* _GOAL_: Output the material below in full, exactly as it is.

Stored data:
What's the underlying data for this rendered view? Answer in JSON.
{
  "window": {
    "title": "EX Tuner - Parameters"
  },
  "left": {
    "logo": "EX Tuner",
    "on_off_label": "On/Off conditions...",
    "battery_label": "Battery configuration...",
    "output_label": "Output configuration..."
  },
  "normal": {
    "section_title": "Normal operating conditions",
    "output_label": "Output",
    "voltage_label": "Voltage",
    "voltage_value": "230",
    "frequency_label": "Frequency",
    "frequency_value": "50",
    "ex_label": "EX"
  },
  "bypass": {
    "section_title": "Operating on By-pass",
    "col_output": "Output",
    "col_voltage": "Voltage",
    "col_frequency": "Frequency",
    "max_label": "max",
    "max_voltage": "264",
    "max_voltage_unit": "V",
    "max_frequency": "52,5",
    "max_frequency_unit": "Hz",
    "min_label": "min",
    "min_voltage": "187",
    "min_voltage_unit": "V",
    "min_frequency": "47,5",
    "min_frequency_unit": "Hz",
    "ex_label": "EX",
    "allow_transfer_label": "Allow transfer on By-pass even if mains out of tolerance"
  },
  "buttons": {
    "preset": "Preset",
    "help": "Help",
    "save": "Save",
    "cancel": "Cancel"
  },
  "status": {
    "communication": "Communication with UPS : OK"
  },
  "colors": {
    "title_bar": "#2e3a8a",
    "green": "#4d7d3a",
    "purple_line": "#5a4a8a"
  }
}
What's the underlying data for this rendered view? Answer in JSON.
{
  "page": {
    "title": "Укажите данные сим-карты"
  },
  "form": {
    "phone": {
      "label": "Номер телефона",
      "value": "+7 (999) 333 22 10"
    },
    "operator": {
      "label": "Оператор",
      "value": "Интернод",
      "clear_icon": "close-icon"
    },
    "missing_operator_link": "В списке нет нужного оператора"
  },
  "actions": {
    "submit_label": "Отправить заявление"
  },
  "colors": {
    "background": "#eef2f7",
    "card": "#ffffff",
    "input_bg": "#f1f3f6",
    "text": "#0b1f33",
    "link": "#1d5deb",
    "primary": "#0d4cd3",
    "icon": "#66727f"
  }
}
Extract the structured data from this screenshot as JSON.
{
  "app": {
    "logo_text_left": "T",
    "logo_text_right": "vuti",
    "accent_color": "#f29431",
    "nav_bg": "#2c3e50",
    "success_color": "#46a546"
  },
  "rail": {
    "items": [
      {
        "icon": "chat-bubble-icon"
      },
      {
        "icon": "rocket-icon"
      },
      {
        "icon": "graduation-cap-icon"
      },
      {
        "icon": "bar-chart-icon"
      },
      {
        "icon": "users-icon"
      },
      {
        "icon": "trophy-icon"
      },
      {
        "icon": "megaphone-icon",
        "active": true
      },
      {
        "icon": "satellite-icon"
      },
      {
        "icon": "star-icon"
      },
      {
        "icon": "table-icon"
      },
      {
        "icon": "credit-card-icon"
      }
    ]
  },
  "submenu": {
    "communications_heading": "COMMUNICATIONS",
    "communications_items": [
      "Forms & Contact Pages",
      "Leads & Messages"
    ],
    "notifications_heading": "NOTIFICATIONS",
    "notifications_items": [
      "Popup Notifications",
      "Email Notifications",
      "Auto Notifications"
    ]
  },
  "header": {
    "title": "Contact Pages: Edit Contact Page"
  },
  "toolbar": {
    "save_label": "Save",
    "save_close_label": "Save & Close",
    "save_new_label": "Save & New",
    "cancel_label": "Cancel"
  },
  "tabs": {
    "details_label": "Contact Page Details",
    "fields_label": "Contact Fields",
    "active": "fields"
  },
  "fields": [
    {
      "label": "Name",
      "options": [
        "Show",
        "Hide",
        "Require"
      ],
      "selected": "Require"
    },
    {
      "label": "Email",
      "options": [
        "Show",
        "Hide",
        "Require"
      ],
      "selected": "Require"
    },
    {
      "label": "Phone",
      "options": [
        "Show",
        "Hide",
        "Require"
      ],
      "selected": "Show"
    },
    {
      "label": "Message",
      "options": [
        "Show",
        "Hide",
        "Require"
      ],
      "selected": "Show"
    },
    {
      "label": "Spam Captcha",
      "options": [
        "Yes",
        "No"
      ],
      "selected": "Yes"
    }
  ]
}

* _EXPECTED ANSWER_:
What's the underlying data for this rendered view? Answer in JSON.
{
  "window": {
    "title": "EX Tuner - Parameters"
  },
  "left": {
    "logo": "EX Tuner",
    "on_off_label": "On/Off conditions...",
    "battery_label": "Battery configuration...",
    "output_label": "Output configuration..."
  },
  "normal": {
    "section_title": "Normal operating conditions",
    "output_label": "Output",
    "voltage_label": "Voltage",
    "voltage_value": "230",
    "frequency_label": "Frequency",
    "frequency_value": "50",
    "ex_label": "EX"
  },
  "bypass": {
    "section_title": "Operating on By-pass",
    "col_output": "Output",
    "col_voltage": "Voltage",
    "col_frequency": "Frequency",
    "max_label": "max",
    "max_voltage": "264",
    "max_voltage_unit": "V",
    "max_frequency": "52,5",
    "max_frequency_unit": "Hz",
    "min_label": "min",
    "min_voltage": "187",
    "min_voltage_unit": "V",
    "min_frequency": "47,5",
    "min_frequency_unit": "Hz",
    "ex_label": "EX",
    "allow_transfer_label": "Allow transfer on By-pass even if mains out of tolerance"
  },
  "buttons": {
    "preset": "Preset",
    "help": "Help",
    "save": "Save",
    "cancel": "Cancel"
  },
  "status": {
    "communication": "Communication with UPS : OK"
  },
  "colors": {
    "title_bar": "#2e3a8a",
    "green": "#4d7d3a",
    "purple_line": "#5a4a8a"
  }
}
What's the underlying data for this rendered view? Answer in JSON.
{
  "page": {
    "title": "Укажите данные сим-карты"
  },
  "form": {
    "phone": {
      "label": "Номер телефона",
      "value": "+7 (999) 333 22 10"
    },
    "operator": {
      "label": "Оператор",
      "value": "Интернод",
      "clear_icon": "close-icon"
    },
    "missing_operator_link": "В списке нет нужного оператора"
  },
  "actions": {
    "submit_label": "Отправить заявление"
  },
  "colors": {
    "background": "#eef2f7",
    "card": "#ffffff",
    "input_bg": "#f1f3f6",
    "text": "#0b1f33",
    "link": "#1d5deb",
    "primary": "#0d4cd3",
    "icon": "#66727f"
  }
}
Extract the structured data from this screenshot as JSON.
{
  "app": {
    "logo_text_left": "T",
    "logo_text_right": "vuti",
    "accent_color": "#f29431",
    "nav_bg": "#2c3e50",
    "success_color": "#46a546"
  },
  "rail": {
    "items": [
      {
        "icon": "chat-bubble-icon"
      },
      {
        "icon": "rocket-icon"
      },
      {
        "icon": "graduation-cap-icon"
      },
      {
        "icon": "bar-chart-icon"
      },
      {
        "icon": "users-icon"
      },
      {
        "icon": "trophy-icon"
      },
      {
        "icon": "megaphone-icon",
        "active": true
      },
      {
        "icon": "satellite-icon"
      },
      {
        "icon": "star-icon"
      },
      {
        "icon": "table-icon"
      },
      {
        "icon": "credit-card-icon"
      }
    ]
  },
  "submenu": {
    "communications_heading": "COMMUNICATIONS",
    "communications_items": [
      "Forms & Contact Pages",
      "Leads & Messages"
    ],
    "notifications_heading": "NOTIFICATIONS",
    "notifications_items": [
      "Popup Notifications",
      "Email Notifications",
      "Auto Notifications"
    ]
  },
  "header": {
    "title": "Contact Pages: Edit Contact Page"
  },
  "toolbar": {
    "save_label": "Save",
    "save_close_label": "Save & Close",
    "save_new_label": "Save & New",
    "cancel_label": "Cancel"
  },
  "tabs": {
    "details_label": "Contact Page Details",
    "fields_label": "Contact Fields",
    "active": "fields"
  },
  "fields": [
    {
      "label": "Name",
      "options": [
        "Show",
        "Hide",
        "Require"
      ],
      "selected": "Require"
    },
    {
      "label": "Email",
      "options": [
        "Show",
        "Hide",
        "Require"
      ],
      "selected": "Require"
    },
    {
      "label": "Phone",
      "options": [
        "Show",
        "Hide",
        "Require"
      ],
      "selected": "Show"
    },
    {
      "label": "Message",
      "options": [
        "Show",
        "Hide",
        "Require"
      ],
      "selected": "Show"
    },
    {
      "label": "Spam Captcha",
      "options": [
        "Yes",
        "No"
      ],
      "selected": "Yes"
    }
  ]
}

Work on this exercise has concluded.